Short problem =
What follows is a block of records; restate each one word for word.

── Material for this task ──

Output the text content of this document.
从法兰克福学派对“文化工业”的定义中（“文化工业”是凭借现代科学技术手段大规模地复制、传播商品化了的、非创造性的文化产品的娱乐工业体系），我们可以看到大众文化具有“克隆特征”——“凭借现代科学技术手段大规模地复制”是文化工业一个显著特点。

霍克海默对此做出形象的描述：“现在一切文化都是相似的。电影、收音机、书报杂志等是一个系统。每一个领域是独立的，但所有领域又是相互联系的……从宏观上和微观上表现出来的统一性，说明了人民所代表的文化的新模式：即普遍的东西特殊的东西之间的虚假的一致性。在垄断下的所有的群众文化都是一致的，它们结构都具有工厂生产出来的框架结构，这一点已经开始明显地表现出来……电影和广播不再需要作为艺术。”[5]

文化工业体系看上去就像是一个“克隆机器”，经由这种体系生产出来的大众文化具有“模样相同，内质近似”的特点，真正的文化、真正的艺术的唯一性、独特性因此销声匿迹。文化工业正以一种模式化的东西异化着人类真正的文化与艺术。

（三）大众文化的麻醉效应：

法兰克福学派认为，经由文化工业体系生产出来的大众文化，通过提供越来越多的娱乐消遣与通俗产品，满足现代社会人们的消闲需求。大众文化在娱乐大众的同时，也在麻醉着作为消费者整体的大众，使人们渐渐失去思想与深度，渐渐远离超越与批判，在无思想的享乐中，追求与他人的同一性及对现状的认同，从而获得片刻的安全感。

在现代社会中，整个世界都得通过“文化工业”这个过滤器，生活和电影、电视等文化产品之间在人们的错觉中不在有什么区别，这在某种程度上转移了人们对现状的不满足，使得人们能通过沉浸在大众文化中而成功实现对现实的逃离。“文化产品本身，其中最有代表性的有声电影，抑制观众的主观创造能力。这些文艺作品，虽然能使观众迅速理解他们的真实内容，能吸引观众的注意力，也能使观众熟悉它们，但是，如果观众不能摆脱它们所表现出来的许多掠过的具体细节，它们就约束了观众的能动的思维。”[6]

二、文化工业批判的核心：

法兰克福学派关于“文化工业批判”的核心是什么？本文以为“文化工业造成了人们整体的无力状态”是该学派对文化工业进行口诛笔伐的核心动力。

───

Solution =
Output the text content of this document.
从法兰克福学派对“文化工业”的定义中（“文化工业”是凭借现代科学技术手段大规模地复制、传播商品化了的、非创造性的文化产品的娱乐工业体系），我们可以看到大众文化具有“克隆特征”——“凭借现代科学技术手段大规模地复制”是文化工业一个显著特点。

霍克海默对此做出形象的描述：“现在一切文化都是相似的。电影、收音机、书报杂志等是一个系统。每一个领域是独立的，但所有领域又是相互联系的……从宏观上和微观上表现出来的统一性，说明了人民所代表的文化的新模式：即普遍的东西特殊的东西之间的虚假的一致性。在垄断下的所有的群众文化都是一致的，它们结构都具有工厂生产出来的框架结构，这一点已经开始明显地表现出来……电影和广播不再需要作为艺术。”[5]

文化工业体系看上去就像是一个“克隆机器”，经由这种体系生产出来的大众文化具有“模样相同，内质近似”的特点，真正的文化、真正的艺术的唯一性、独特性因此销声匿迹。文化工业正以一种模式化的东西异化着人类真正的文化与艺术。

（三）大众文化的麻醉效应：

法兰克福学派认为，经由文化工业体系生产出来的大众文化，通过提供越来越多的娱乐消遣与通俗产品，满足现代社会人们的消闲需求。大众文化在娱乐大众的同时，也在麻醉着作为消费者整体的大众，使人们渐渐失去思想与深度，渐渐远离超越与批判，在无思想的享乐中，追求与他人的同一性及对现状的认同，从而获得片刻的安全感。

在现代社会中，整个世界都得通过“文化工业”这个过滤器，生活和电影、电视等文化产品之间在人们的错觉中不在有什么区别，这在某种程度上转移了人们对现状的不满足，使得人们能通过沉浸在大众文化中而成功实现对现实的逃离。“文化产品本身，其中最有代表性的有声电影，抑制观众的主观创造能力。这些文艺作品，虽然能使观众迅速理解他们的真实内容，能吸引观众的注意力，也能使观众熟悉它们，但是，如果观众不能摆脱它们所表现出来的许多掠过的具体细节，它们就约束了观众的能动的思维。”[6]

二、文化工业批判的核心：

法兰克福学派关于“文化工业批判”的核心是什么？本文以为“文化工业造成了人们整体的无力状态”是该学派对文化工业进行口诛笔伐的核心动力。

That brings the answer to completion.